Determine which lines contain the word "xlabel", then copy those lines.

→ **DATA TO PROCESS**
[Start]
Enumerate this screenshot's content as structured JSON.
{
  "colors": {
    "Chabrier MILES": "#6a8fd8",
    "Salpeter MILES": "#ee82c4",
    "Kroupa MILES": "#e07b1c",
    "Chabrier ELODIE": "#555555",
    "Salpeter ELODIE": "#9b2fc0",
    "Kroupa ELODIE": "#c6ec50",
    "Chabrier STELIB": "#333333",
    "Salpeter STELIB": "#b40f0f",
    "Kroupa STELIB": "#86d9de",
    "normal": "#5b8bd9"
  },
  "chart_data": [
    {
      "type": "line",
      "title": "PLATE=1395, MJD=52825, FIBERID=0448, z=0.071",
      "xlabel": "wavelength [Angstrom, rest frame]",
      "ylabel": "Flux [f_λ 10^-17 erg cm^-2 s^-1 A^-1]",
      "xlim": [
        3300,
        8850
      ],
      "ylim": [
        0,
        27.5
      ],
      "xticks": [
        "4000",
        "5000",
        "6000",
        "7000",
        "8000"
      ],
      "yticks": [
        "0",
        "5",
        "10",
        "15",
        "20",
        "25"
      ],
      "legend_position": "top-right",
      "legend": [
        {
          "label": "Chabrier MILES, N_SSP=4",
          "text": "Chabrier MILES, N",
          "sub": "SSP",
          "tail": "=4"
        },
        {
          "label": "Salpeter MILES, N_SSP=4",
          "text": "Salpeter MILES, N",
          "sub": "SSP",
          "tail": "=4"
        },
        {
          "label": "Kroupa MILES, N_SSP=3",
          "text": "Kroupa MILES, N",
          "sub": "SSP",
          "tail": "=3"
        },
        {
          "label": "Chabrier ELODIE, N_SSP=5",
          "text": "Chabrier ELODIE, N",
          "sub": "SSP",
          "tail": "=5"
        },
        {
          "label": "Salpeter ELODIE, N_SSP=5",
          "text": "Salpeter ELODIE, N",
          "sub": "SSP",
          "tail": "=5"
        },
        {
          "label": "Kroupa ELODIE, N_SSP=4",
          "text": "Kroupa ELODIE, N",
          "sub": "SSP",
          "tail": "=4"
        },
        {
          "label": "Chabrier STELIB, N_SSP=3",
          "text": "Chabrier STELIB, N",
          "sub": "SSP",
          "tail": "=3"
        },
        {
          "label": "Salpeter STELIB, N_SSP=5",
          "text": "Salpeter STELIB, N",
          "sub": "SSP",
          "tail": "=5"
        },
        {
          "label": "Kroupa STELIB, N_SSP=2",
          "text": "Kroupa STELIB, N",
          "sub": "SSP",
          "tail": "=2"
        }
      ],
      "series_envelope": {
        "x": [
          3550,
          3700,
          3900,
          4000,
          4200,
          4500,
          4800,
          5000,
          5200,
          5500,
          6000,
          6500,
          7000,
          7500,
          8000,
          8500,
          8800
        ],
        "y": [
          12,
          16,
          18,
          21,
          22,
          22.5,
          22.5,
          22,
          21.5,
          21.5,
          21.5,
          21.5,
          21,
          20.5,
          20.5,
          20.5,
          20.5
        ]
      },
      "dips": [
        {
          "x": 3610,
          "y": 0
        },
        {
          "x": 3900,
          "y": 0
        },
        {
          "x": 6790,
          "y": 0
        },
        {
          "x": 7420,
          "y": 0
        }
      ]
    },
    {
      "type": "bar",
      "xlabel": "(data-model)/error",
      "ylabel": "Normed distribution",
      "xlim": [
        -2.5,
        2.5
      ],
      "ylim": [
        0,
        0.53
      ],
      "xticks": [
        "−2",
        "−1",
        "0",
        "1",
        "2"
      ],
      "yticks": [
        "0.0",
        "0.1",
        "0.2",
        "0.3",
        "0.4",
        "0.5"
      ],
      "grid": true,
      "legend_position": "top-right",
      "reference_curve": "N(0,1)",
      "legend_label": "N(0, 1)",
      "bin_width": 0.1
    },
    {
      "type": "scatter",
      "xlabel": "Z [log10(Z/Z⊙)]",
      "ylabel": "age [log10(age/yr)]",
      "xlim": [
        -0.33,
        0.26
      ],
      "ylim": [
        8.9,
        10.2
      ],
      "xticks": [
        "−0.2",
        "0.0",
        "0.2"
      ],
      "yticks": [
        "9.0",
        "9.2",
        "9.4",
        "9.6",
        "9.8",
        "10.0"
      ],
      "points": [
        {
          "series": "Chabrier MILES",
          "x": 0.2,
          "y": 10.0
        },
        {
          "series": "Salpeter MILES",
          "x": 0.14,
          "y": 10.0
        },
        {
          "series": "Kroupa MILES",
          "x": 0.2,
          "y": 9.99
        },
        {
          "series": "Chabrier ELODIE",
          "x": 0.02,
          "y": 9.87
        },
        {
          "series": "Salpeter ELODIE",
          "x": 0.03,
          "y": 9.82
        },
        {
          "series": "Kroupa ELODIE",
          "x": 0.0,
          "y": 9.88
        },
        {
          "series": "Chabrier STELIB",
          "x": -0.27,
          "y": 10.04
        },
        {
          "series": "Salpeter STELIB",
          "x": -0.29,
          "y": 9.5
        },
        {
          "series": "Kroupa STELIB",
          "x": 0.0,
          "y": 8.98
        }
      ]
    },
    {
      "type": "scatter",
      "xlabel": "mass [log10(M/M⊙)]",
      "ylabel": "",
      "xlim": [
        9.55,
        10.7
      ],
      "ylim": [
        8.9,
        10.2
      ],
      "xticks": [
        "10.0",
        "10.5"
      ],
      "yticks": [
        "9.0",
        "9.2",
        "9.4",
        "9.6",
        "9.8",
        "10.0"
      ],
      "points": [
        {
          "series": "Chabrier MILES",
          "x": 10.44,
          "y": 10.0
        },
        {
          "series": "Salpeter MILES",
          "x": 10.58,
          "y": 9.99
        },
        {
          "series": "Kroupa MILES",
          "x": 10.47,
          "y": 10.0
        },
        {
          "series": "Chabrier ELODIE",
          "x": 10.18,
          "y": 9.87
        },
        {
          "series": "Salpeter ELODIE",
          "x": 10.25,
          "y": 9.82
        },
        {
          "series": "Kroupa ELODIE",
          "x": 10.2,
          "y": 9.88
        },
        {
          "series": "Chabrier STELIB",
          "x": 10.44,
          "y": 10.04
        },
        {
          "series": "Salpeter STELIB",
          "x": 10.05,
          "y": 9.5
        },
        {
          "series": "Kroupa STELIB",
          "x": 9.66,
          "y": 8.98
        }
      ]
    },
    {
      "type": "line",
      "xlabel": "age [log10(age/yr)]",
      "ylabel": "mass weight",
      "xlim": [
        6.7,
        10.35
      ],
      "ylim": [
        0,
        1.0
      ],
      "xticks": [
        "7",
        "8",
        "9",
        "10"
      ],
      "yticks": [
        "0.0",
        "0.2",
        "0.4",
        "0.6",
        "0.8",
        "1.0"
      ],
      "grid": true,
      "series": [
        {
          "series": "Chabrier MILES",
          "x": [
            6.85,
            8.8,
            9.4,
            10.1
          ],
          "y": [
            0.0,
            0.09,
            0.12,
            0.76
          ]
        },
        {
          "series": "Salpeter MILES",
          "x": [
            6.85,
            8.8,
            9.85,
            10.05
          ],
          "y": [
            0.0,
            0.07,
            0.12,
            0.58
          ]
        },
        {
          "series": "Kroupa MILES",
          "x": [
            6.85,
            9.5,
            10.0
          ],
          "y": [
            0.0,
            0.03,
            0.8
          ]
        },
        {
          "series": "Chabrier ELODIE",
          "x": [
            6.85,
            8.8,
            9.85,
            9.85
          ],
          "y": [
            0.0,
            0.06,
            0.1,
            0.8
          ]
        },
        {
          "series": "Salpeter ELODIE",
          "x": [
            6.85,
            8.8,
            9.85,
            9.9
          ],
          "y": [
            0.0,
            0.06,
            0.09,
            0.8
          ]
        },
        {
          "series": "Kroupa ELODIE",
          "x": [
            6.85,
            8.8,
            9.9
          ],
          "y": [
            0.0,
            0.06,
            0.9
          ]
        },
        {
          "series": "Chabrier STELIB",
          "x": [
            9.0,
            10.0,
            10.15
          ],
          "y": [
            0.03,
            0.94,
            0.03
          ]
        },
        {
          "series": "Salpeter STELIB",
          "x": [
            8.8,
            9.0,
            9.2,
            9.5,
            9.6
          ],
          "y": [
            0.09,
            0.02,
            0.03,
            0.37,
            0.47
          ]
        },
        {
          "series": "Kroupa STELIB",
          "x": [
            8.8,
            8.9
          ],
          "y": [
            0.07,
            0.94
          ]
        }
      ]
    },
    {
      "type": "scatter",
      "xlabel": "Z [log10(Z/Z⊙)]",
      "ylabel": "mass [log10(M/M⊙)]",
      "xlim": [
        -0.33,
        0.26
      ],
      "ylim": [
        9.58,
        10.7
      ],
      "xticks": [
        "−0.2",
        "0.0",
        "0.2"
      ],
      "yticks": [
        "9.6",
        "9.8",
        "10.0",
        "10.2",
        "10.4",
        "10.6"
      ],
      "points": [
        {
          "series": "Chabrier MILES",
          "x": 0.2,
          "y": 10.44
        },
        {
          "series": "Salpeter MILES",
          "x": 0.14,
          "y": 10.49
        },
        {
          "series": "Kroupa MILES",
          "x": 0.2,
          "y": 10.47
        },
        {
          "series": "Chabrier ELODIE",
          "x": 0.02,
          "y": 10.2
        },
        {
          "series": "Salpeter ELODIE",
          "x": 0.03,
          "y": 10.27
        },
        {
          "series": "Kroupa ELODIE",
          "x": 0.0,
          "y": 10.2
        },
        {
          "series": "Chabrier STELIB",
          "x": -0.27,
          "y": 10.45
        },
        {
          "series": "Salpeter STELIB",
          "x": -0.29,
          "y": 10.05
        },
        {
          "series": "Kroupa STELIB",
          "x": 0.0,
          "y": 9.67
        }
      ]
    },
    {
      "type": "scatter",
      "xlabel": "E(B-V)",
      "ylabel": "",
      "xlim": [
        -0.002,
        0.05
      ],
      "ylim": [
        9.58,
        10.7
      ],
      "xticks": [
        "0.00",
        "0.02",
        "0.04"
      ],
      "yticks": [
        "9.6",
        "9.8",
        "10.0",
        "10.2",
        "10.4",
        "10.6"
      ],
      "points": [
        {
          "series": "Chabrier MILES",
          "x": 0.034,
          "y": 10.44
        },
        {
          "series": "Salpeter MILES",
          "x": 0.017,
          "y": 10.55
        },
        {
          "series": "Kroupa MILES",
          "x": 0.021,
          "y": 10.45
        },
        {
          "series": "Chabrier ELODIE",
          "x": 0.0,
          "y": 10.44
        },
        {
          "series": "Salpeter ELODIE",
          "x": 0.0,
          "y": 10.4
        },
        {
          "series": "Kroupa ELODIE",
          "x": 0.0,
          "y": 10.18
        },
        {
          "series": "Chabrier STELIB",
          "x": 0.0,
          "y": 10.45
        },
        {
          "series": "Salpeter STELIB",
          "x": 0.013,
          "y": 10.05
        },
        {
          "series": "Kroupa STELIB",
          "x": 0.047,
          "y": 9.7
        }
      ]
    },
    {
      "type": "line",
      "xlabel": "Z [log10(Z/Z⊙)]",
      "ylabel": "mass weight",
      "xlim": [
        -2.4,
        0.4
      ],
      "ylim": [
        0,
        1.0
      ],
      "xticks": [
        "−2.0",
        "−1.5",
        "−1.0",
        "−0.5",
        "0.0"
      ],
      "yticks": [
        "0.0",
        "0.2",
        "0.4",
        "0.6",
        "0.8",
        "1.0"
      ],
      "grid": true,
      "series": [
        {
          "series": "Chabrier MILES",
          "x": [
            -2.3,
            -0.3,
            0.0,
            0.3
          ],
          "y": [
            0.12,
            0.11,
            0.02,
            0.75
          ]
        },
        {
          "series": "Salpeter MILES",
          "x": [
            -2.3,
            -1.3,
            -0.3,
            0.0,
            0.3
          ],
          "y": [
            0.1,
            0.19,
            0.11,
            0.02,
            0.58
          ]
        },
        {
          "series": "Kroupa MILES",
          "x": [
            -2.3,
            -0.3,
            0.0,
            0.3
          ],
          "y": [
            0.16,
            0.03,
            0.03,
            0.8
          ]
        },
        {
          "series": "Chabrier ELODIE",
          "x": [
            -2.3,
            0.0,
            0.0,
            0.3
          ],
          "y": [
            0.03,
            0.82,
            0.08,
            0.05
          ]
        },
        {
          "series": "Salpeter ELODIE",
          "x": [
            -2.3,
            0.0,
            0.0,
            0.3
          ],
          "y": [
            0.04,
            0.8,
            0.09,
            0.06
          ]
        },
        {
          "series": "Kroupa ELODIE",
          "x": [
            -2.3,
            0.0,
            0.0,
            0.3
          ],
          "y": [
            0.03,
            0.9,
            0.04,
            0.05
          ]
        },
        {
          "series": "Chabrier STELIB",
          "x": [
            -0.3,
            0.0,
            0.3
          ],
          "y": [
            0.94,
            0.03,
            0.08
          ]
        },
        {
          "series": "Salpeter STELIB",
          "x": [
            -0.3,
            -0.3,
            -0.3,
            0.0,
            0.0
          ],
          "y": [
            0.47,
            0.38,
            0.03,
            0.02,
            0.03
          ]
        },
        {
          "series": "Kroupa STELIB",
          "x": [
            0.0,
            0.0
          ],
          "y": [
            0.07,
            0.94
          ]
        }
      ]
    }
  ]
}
[End]
→ **RIGHT ANSWER**
      "xlabel": "wavelength [Angstrom, rest frame]",
      "xlabel": "(data-model)/error",
      "xlabel": "Z [log10(Z/Z⊙)]",
      "xlabel": "mass [log10(M/M⊙)]",
      "xlabel": "age [log10(age/yr)]",
      "xlabel": "Z [log10(Z/Z⊙)]",
      "xlabel": "E(B-V)",
      "xlabel": "Z [log10(Z/Z⊙)]",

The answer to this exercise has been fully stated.